# Instructions to follow
Reproduce each of the following lines word for word, keeping every character, number, and bracket unchanged.

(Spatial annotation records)
======

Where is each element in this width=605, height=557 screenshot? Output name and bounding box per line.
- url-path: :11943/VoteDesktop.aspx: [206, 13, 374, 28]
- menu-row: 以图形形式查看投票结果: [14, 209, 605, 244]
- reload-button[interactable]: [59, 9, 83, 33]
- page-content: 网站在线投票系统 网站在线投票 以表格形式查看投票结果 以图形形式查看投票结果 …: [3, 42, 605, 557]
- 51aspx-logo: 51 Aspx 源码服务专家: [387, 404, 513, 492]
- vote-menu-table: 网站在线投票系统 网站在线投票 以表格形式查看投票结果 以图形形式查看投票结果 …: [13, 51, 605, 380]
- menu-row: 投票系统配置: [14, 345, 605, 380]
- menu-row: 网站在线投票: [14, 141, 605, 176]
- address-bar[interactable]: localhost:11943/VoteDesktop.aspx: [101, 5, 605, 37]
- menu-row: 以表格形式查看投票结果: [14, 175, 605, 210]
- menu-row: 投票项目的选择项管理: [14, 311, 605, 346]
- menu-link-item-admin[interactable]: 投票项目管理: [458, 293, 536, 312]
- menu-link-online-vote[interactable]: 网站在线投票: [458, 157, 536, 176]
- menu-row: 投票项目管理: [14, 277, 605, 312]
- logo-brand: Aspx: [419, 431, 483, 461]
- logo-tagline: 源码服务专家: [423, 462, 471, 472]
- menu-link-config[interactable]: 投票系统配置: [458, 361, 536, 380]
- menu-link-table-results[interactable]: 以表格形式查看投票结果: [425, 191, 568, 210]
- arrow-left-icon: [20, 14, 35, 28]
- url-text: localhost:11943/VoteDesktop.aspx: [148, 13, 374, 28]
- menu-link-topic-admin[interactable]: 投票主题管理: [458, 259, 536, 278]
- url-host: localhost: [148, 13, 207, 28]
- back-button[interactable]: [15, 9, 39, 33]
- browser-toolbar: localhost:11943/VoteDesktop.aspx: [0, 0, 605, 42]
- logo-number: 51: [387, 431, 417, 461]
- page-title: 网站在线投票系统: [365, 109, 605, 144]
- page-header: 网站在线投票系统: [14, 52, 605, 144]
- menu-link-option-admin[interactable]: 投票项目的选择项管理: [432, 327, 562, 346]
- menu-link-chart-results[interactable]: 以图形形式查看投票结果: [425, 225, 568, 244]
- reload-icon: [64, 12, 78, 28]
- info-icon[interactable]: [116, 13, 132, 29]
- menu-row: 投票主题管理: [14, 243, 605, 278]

======

# Written solution
Where is each element in this width=605, height=557 screenshot? Output name and bounding box per line.
- url-path: :11943/VoteDesktop.aspx: [206, 13, 374, 28]
- menu-row: 以图形形式查看投票结果: [14, 209, 605, 244]
- reload-button[interactable]: [59, 9, 83, 33]
- page-content: 网站在线投票系统 网站在线投票 以表格形式查看投票结果 以图形形式查看投票结果 …: [3, 42, 605, 557]
- 51aspx-logo: 51 Aspx 源码服务专家: [387, 404, 513, 492]
- vote-menu-table: 网站在线投票系统 网站在线投票 以表格形式查看投票结果 以图形形式查看投票结果 …: [13, 51, 605, 380]
- menu-row: 投票系统配置: [14, 345, 605, 380]
- menu-row: 网站在线投票: [14, 141, 605, 176]
- address-bar[interactable]: localhost:11943/VoteDesktop.aspx: [101, 5, 605, 37]
- menu-row: 以表格形式查看投票结果: [14, 175, 605, 210]
- menu-row: 投票项目的选择项管理: [14, 311, 605, 346]
- menu-link-item-admin[interactable]: 投票项目管理: [458, 293, 536, 312]
- menu-link-online-vote[interactable]: 网站在线投票: [458, 157, 536, 176]
- menu-row: 投票项目管理: [14, 277, 605, 312]
- logo-brand: Aspx: [419, 431, 483, 461]
- logo-tagline: 源码服务专家: [423, 462, 471, 472]
- menu-link-config[interactable]: 投票系统配置: [458, 361, 536, 380]
- menu-link-table-results[interactable]: 以表格形式查看投票结果: [425, 191, 568, 210]
- arrow-left-icon: [20, 14, 35, 28]
- url-text: localhost:11943/VoteDesktop.aspx: [148, 13, 374, 28]
- menu-link-topic-admin[interactable]: 投票主题管理: [458, 259, 536, 278]
- url-host: localhost: [148, 13, 207, 28]
- back-button[interactable]: [15, 9, 39, 33]
- browser-toolbar: localhost:11943/VoteDesktop.aspx: [0, 0, 605, 42]
- logo-number: 51: [387, 431, 417, 461]
- page-title: 网站在线投票系统: [365, 109, 605, 144]
- page-header: 网站在线投票系统: [14, 52, 605, 144]
- menu-link-option-admin[interactable]: 投票项目的选择项管理: [432, 327, 562, 346]
- menu-link-chart-results[interactable]: 以图形形式查看投票结果: [425, 225, 568, 244]
- reload-icon: [64, 12, 78, 28]
- info-icon[interactable]: [116, 13, 132, 29]
- menu-row: 投票主题管理: [14, 243, 605, 278]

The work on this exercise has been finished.